*SELECTED EXCERPT*
+ + + +
Newly released FBI data offer evidence of the broad scope and complexity of the nation's terrorist watch list, documenting a daily flood of names nominated for inclusion to the controversial list.

During a 12-month period ended in March this year, for example, the U.S. intelligence community suggested on a daily basis that 1,600 people qualified for the list because they presented a "reasonable suspicion," according to data provided to the Senate Judiciary Committee by the FBI in September and made public last week. [...]

The ever-churning list is said to contain more than 400,000 unique names and over 1 million entries. The committee was told that over that same period, officials asked each day that 600 names be removed and 4,800 records be modified. Fewer than 5 percent of the people on the list are U.S. citizens or legal permanent residents. Nine percent of those on the terrorism list, the FBI said, are also on the government's "no fly" list.

I have to wonder if we are slowing turning our "security forces" into the equivalent of East Germany's notorious Stasi where everyone informs on everyone else and thee FBI keeps a record on everyone for any possible "anti-government" comment or association.
+ + + +
*DATA*
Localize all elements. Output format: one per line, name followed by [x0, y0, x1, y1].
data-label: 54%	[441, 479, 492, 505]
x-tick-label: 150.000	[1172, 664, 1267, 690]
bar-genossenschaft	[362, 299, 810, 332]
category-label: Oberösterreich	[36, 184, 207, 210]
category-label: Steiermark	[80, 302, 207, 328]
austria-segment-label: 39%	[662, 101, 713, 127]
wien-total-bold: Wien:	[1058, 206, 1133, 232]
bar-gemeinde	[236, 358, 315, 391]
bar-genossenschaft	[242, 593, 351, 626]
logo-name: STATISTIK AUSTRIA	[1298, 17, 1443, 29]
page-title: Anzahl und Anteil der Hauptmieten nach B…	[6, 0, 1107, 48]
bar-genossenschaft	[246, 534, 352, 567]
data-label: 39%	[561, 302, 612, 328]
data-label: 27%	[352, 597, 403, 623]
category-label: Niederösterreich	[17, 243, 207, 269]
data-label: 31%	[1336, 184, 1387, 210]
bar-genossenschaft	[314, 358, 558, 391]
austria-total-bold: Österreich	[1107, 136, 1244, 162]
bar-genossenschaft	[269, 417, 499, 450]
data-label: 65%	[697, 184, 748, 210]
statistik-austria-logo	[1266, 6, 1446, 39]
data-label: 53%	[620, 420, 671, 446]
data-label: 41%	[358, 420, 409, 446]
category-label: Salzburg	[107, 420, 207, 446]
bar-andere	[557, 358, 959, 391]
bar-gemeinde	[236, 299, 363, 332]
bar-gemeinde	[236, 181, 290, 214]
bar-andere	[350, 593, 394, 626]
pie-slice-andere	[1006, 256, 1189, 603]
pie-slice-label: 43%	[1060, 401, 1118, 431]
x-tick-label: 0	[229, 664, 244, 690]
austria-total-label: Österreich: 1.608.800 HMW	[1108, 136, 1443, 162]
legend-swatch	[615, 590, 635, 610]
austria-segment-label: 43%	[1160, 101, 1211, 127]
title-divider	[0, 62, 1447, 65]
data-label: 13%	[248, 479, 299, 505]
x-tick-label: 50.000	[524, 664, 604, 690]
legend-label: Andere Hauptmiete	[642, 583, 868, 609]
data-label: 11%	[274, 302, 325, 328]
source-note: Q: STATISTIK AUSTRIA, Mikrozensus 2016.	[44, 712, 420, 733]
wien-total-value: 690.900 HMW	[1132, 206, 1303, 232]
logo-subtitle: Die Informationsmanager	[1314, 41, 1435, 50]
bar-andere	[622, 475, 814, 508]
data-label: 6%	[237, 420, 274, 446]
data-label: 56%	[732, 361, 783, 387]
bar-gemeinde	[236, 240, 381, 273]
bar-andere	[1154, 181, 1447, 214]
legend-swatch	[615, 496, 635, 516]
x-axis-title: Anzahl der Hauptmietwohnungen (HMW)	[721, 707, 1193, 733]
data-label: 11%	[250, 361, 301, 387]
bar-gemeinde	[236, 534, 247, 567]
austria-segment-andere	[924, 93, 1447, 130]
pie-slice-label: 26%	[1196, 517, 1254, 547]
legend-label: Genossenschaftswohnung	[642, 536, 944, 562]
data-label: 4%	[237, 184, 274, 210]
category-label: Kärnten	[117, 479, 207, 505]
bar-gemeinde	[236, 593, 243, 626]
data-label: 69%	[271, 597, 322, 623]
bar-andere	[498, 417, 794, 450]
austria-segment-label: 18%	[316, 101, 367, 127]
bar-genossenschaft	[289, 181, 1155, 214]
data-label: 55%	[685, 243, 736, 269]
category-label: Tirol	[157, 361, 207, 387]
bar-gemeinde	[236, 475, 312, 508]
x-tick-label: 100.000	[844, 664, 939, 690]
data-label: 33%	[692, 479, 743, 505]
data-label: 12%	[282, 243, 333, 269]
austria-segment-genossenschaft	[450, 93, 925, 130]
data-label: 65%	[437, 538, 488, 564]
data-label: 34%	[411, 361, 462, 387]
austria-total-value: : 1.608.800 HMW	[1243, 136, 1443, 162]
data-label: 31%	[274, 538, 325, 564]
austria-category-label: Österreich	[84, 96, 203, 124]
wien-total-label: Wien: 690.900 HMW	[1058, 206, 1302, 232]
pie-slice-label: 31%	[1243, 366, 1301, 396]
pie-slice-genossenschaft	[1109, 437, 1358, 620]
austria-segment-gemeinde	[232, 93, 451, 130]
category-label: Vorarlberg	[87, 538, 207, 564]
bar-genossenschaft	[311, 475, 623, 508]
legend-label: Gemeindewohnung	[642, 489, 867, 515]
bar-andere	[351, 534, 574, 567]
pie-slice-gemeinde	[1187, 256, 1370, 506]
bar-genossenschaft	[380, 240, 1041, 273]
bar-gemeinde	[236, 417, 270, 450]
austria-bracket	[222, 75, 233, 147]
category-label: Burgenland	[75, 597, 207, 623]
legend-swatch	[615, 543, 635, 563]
+ + + +
*TASKS AND EXERCISES*
1. Rewrite the paragraph of the watch-list text beginning "The ever-churning list" as a bulleted list that keeps its main facts.
2. Using the watch-list text, decide whether each statement is true. Answer yes or no, and quote the words from the text that settle it.
(a) The intelligence community proposed about 1,600 people a day for the list during the 12-month period.
(b) More than one in ten people on the list are U.S. citizens or legal permanent residents.
(c) The FBI provided the data to the Senate Judiciary Committee in September.
3. Continue the watch-list text from its last sentence.

*ANSWERS TO EACH TASK*
1.
- The list reportedly holds more than 400,000 unique names and over 1 million entries.
- Over the same period, officials asked each day for 600 names to be removed.
- Over that period, officials also asked each day for 4,800 records to be modified.
- Fewer than 5 percent of the people on the list are U.S. citizens or legal permanent residents.
- According to the FBI, 9 percent of those on the terrorism list are also on the government's "no fly" list.

2.
(a) Yes: "the U.S. intelligence community suggested on a daily basis that 1,600 people qualified for the list"
(b) No: "Fewer than 5 percent of the people on the list are U.S. citizens or legal permanent residents."
(c) Yes: "data provided to the Senate Judiciary Committee by the FBI in September"

3.
I can't even see the value of a list that large. All it does is make it harder to spot and investigate the real terror suspects from the mass of innocent people who likely will never commit a crime (outside a traffic offense), much less an act of terror. Once a list of this size is compiled, however, it takes on a life of its own. I strongly suspect that a list this large has little value as an investigative tool. What it does represent, however is far more ominous: a centralized state security apparatus that cannot stop itself from intruding into every aspect of our lives. As with the data bases compiled by the Pentagon and the NSA, this is just another sign that our fear of terrorism has allowed the Constitution to be gutted like a dead fish.

Hey, isn't that what all you tea-baggers complain about? Losing your freedoms? Well people, when the FBI can add names to a terror watgh list willy-nilly with little if any oversight, when the NSA can read all your emails and text messages, when the Pentagon keeps a data base of Vegan groups and Quakers, don't you think we've crossed a line. Maybe you could show some common cause with us on the left and start demanding our government dial back its absurd attempts to catalog every piece of information about everyone. After all, there's a scary Democrat as the head of the executive branch. I for one don't think it matters much which party heads up the federal government, if the security apparatus of that government gathers and controls all this information and assigns people to "terror lists" under cover of secrecy and national security. This ought to be a concern for every American, regardless of political affiliation.

Because, political parties come and go, but security forces, the people we don't vote into office, never die. Maybe we all ought to spend some time figuring out what they have been doing this last decade, and trimming their powers and limiting their activities. Unless you really do want to wake up someday with a police state. Trust me, Left or Right makes no difference if that is the end result.

Digg!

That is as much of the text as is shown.